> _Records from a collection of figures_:

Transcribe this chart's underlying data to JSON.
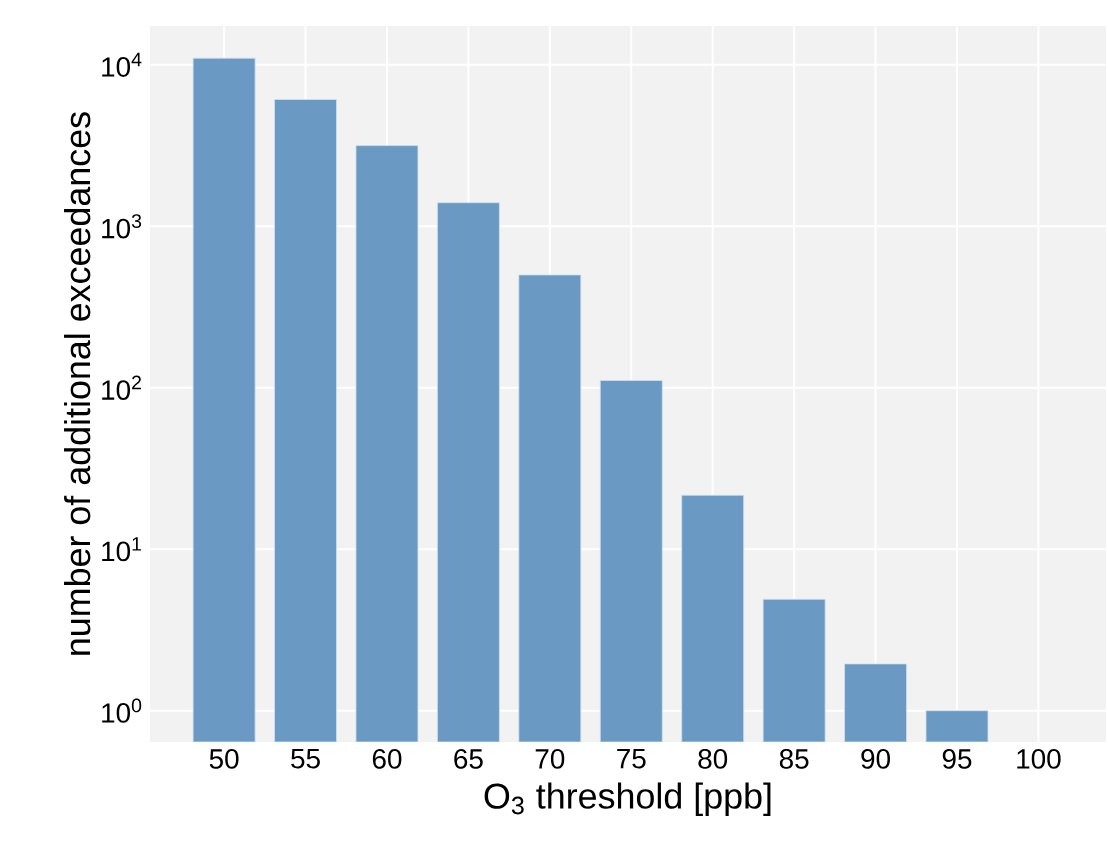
{
  "chart_data": {
    "type": "bar",
    "xlabel": "O$_{3}$ threshold [ppb]",
    "ylabel": "number of additional exceedances",
    "categories": [
      "50",
      "55",
      "60",
      "65",
      "70",
      "75",
      "80",
      "85",
      "90",
      "95",
      "100"
    ],
    "values": [
      11000,
      6100,
      3160,
      1400,
      500,
      111,
      21.6,
      4.9,
      1.95,
      1,
      null
    ],
    "color": "#6a9ac4",
    "log": "y",
    "grid": true,
    "ylim": [
      0.64,
      17400
    ],
    "yticks": [
      {
        "value": 1,
        "label": "10$^{0}$"
      },
      {
        "value": 10,
        "label": "10$^{1}$"
      },
      {
        "value": 100,
        "label": "10$^{2}$"
      },
      {
        "value": 1000,
        "label": "10$^{3}$"
      },
      {
        "value": 10000,
        "label": "10$^{4}$"
      }
    ]
  }
}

> _Stated task_:
Leave out the pictures and restate everything else word for word.

> _Reply to the exercise_:
Transcribe this chart's underlying data to JSON.
{
  "chart_data": {
    "type": "bar",
    "xlabel": "O$_{3}$ threshold [ppb]",
    "ylabel": "number of additional exceedances",
    "categories": [
      "50",
      "55",
      "60",
      "65",
      "70",
      "75",
      "80",
      "85",
      "90",
      "95",
      "100"
    ],
    "values": [
      11000,
      6100,
      3160,
      1400,
      500,
      111,
      21.6,
      4.9,
      1.95,
      1,
      null
    ],
    "color": "#6a9ac4",
    "log": "y",
    "grid": true,
    "ylim": [
      0.64,
      17400
    ],
    "yticks": [
      {
        "value": 1,
        "label": "10$^{0}$"
      },
      {
        "value": 10,
        "label": "10$^{1}$"
      },
      {
        "value": 100,
        "label": "10$^{2}$"
      },
      {
        "value": 1000,
        "label": "10$^{3}$"
      },
      {
        "value": 10000,
        "label": "10$^{4}$"
      }
    ]
  }
}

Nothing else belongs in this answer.